Given exercise: Copy the entries word for word, starting at the first line and ending with the line that contains "legend-label-3: 2.5 x", and include both of those lines.

Saved entries:
━━━━━━━━━━━━━━━━
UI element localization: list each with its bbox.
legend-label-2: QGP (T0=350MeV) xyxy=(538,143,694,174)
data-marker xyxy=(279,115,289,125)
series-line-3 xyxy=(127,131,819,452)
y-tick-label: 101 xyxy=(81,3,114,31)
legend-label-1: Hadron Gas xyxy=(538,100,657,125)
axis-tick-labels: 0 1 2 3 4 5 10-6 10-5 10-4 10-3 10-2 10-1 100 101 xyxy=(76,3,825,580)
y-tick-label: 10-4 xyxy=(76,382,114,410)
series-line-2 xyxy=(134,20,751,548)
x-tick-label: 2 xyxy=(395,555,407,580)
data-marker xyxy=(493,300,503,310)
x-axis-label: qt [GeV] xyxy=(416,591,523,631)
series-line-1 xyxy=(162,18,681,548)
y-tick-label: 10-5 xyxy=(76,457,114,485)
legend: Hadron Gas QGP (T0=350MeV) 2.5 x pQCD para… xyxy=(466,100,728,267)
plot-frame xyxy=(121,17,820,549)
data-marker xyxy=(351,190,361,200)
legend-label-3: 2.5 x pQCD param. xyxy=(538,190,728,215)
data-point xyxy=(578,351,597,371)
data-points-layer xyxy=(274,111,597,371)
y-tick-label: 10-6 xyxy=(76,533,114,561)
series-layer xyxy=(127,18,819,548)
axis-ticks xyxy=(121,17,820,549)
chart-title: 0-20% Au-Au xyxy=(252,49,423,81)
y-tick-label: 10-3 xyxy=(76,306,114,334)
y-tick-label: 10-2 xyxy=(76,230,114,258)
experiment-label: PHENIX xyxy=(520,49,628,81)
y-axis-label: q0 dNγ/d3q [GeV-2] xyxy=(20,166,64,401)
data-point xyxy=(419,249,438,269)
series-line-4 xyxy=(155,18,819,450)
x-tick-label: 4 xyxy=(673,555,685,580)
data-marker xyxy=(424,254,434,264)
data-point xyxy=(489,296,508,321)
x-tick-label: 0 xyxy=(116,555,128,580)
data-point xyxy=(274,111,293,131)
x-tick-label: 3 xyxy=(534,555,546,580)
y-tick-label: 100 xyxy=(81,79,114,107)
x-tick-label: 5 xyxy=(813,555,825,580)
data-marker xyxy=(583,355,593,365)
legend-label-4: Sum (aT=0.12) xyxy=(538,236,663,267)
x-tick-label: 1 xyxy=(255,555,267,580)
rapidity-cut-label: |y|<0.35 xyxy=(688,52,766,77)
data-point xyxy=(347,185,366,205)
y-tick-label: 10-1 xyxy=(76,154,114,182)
━━━━━━━━━━━━━━━━
Reply to the task:
UI element localization: list each with its bbox.
legend-label-2: QGP (T0=350MeV) xyxy=(538,143,694,174)
data-marker xyxy=(279,115,289,125)
series-line-3 xyxy=(127,131,819,452)
y-tick-label: 101 xyxy=(81,3,114,31)
legend-label-1: Hadron Gas xyxy=(538,100,657,125)
axis-tick-labels: 0 1 2 3 4 5 10-6 10-5 10-4 10-3 10-2 10-1 100 101 xyxy=(76,3,825,580)
y-tick-label: 10-4 xyxy=(76,382,114,410)
series-line-2 xyxy=(134,20,751,548)
x-tick-label: 2 xyxy=(395,555,407,580)
data-marker xyxy=(493,300,503,310)
x-axis-label: qt [GeV] xyxy=(416,591,523,631)
series-line-1 xyxy=(162,18,681,548)
y-tick-label: 10-5 xyxy=(76,457,114,485)
legend: Hadron Gas QGP (T0=350MeV) 2.5 x pQCD para… xyxy=(466,100,728,267)
plot-frame xyxy=(121,17,820,549)
data-marker xyxy=(351,190,361,200)
legend-label-3: 2.5 x pQCD param. xyxy=(538,190,728,215)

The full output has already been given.